▶ What is needed
Print all entries precisely as they are written.

Records from a dataset:
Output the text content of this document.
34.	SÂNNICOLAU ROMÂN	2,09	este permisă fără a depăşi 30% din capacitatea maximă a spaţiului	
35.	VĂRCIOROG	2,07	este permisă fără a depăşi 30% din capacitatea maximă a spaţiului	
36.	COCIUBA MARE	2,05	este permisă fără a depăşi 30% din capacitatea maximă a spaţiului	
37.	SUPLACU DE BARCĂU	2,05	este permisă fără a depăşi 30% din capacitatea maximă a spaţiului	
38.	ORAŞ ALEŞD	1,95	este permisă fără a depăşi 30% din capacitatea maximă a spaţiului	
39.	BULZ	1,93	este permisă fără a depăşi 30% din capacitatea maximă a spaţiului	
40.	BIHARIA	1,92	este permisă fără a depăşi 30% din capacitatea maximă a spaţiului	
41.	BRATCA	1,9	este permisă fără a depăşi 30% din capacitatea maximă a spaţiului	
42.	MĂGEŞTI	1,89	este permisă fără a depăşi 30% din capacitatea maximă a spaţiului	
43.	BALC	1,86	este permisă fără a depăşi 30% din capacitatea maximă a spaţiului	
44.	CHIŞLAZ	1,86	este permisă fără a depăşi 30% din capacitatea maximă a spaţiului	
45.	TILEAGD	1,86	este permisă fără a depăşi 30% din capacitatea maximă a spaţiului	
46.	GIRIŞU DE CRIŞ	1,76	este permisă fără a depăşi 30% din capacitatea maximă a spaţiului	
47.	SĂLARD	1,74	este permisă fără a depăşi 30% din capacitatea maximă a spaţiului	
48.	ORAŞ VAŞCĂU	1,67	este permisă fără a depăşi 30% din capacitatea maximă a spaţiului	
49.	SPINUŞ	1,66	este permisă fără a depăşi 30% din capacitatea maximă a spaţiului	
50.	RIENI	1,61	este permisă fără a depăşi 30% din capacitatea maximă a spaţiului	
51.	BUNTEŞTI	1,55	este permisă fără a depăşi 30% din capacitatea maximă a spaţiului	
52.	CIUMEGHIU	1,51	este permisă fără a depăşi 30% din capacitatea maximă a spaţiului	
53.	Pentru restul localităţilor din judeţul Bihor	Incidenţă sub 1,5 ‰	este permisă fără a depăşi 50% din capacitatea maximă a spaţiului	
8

▶ Answer to this exercise
Output the text content of this document.
34.	SÂNNICOLAU ROMÂN	2,09	este permisă fără a depăşi 30% din capacitatea maximă a spaţiului	
35.	VĂRCIOROG	2,07	este permisă fără a depăşi 30% din capacitatea maximă a spaţiului	
36.	COCIUBA MARE	2,05	este permisă fără a depăşi 30% din capacitatea maximă a spaţiului	
37.	SUPLACU DE BARCĂU	2,05	este permisă fără a depăşi 30% din capacitatea maximă a spaţiului	
38.	ORAŞ ALEŞD	1,95	este permisă fără a depăşi 30% din capacitatea maximă a spaţiului	
39.	BULZ	1,93	este permisă fără a depăşi 30% din capacitatea maximă a spaţiului	
40.	BIHARIA	1,92	este permisă fără a depăşi 30% din capacitatea maximă a spaţiului	
41.	BRATCA	1,9	este permisă fără a depăşi 30% din capacitatea maximă a spaţiului	
42.	MĂGEŞTI	1,89	este permisă fără a depăşi 30% din capacitatea maximă a spaţiului	
43.	BALC	1,86	este permisă fără a depăşi 30% din capacitatea maximă a spaţiului	
44.	CHIŞLAZ	1,86	este permisă fără a depăşi 30% din capacitatea maximă a spaţiului	
45.	TILEAGD	1,86	este permisă fără a depăşi 30% din capacitatea maximă a spaţiului	
46.	GIRIŞU DE CRIŞ	1,76	este permisă fără a depăşi 30% din capacitatea maximă a spaţiului	
47.	SĂLARD	1,74	este permisă fără a depăşi 30% din capacitatea maximă a spaţiului	
48.	ORAŞ VAŞCĂU	1,67	este permisă fără a depăşi 30% din capacitatea maximă a spaţiului	
49.	SPINUŞ	1,66	este permisă fără a depăşi 30% din capacitatea maximă a spaţiului	
50.	RIENI	1,61	este permisă fără a depăşi 30% din capacitatea maximă a spaţiului	
51.	BUNTEŞTI	1,55	este permisă fără a depăşi 30% din capacitatea maximă a spaţiului	
52.	CIUMEGHIU	1,51	este permisă fără a depăşi 30% din capacitatea maximă a spaţiului	
53.	Pentru restul localităţilor din judeţul Bihor	Incidenţă sub 1,5 ‰	este permisă fără a depăşi 50% din capacitatea maximă a spaţiului	
8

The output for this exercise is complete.